■ **Directions for this task**: Your task is to filter the data below down to the lines holding "Perai".

## Start Extracted material

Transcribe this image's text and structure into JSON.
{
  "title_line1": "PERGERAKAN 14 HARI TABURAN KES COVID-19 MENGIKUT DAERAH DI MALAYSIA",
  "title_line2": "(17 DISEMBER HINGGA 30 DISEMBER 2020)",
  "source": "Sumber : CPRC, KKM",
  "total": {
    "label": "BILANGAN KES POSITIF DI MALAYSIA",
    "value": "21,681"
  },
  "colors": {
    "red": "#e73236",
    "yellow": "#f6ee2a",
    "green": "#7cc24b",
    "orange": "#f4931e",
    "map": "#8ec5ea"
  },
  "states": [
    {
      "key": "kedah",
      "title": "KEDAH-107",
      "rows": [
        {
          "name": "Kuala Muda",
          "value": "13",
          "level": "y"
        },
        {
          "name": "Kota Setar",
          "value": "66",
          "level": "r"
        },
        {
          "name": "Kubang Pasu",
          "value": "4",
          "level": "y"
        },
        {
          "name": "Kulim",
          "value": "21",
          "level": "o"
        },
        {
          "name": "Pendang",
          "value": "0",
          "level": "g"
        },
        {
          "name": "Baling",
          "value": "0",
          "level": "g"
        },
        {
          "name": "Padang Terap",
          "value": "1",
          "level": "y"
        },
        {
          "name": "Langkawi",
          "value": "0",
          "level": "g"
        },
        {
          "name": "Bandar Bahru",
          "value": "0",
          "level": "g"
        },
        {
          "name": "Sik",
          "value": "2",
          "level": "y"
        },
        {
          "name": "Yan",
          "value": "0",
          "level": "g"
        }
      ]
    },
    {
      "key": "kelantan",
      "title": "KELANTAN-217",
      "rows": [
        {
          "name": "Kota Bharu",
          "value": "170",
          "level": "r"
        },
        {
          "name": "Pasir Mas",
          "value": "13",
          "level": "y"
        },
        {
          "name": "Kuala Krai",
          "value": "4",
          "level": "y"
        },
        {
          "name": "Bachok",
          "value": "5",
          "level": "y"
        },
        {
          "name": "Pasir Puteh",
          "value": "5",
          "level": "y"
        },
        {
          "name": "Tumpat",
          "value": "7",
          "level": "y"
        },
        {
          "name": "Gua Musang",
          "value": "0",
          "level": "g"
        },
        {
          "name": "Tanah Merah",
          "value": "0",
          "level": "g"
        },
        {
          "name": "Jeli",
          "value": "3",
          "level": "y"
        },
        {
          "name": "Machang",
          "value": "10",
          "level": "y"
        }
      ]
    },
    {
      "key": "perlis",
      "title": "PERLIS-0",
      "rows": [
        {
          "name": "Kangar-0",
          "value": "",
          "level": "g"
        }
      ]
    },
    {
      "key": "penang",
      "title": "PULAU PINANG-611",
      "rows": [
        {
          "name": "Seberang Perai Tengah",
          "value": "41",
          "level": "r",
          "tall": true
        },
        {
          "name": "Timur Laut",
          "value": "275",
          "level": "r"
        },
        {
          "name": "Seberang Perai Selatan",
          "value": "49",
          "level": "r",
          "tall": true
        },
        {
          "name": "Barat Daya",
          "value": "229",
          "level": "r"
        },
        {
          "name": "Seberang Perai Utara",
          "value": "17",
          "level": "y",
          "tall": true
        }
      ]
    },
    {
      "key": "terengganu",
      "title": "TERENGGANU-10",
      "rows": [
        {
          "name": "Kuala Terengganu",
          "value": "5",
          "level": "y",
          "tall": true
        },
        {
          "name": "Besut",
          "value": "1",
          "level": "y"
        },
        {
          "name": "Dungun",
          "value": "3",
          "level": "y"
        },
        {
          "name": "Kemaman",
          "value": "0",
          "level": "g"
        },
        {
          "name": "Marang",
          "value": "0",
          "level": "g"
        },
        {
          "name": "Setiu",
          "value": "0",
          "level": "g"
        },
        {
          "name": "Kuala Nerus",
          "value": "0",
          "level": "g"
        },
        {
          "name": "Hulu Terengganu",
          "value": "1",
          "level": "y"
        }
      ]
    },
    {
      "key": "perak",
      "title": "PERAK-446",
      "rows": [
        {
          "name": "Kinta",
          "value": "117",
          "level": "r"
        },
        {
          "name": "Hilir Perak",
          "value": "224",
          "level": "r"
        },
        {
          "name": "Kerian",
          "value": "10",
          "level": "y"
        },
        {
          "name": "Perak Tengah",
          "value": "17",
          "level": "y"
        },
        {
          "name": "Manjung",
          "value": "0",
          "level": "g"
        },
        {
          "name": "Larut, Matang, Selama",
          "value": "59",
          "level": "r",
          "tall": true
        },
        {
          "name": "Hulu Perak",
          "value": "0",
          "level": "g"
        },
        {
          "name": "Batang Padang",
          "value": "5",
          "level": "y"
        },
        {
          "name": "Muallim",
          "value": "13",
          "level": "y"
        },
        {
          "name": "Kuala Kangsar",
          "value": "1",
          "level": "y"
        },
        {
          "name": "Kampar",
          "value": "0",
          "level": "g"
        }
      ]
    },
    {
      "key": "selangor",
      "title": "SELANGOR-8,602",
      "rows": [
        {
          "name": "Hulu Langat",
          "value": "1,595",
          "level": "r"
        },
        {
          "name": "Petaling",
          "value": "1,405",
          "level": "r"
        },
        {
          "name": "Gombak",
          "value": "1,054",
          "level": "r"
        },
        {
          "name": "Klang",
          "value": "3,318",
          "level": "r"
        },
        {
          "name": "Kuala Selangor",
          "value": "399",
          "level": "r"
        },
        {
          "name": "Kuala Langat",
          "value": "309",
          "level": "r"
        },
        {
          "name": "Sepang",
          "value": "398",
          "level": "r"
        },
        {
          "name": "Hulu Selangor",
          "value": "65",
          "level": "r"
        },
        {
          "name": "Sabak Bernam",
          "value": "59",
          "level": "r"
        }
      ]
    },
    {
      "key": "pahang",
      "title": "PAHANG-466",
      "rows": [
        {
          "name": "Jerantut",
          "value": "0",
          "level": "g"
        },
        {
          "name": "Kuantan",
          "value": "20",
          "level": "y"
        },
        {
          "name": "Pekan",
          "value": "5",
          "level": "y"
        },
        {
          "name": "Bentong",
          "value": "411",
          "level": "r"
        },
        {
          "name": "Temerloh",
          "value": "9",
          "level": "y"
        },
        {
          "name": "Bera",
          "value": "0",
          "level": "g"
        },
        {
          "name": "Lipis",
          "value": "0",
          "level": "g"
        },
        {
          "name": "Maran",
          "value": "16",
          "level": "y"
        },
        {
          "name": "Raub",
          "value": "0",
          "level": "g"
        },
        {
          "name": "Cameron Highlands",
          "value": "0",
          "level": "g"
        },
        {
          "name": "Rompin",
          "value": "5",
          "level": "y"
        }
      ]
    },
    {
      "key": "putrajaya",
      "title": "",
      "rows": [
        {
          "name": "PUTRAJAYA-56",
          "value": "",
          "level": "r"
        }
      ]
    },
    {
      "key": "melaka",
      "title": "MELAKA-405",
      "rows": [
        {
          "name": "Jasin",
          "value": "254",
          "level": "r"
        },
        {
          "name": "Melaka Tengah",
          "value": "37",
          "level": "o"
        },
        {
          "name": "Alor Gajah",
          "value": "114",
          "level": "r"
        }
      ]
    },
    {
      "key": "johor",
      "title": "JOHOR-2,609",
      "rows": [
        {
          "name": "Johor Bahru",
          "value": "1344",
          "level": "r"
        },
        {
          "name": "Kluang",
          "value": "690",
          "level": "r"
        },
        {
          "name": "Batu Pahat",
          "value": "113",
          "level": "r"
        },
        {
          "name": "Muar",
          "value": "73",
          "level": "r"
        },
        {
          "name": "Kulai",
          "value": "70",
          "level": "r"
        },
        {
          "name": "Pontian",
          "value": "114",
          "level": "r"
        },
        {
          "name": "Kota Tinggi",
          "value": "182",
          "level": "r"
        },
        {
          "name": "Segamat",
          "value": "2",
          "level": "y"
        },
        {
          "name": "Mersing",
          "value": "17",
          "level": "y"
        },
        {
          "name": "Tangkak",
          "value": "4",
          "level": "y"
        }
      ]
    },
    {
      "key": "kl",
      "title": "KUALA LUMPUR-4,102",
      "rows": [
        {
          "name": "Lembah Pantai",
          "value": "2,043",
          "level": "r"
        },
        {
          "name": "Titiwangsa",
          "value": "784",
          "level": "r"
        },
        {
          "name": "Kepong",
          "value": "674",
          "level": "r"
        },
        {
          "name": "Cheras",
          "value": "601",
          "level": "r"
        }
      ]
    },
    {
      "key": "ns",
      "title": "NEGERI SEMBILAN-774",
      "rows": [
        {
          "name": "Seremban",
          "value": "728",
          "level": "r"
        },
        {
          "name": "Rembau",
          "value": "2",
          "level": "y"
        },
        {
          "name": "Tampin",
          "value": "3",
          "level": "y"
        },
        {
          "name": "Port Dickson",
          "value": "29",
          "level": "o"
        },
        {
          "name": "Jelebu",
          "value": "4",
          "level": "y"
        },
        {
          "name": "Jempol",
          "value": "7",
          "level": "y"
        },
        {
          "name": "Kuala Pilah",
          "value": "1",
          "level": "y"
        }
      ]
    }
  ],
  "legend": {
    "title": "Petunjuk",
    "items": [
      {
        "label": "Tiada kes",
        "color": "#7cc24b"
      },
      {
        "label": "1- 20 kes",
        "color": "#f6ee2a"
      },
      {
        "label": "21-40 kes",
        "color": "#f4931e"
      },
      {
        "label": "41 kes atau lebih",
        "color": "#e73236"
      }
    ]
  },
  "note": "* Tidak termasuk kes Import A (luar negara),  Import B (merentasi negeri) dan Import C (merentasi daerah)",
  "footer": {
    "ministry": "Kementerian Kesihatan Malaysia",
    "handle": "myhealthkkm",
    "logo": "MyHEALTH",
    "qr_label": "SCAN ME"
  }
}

## End Extracted material

■ **Correct result**:
          "name": "Seberang Perai Tengah",
          "name": "Seberang Perai Selatan",
          "name": "Seberang Perai Utara",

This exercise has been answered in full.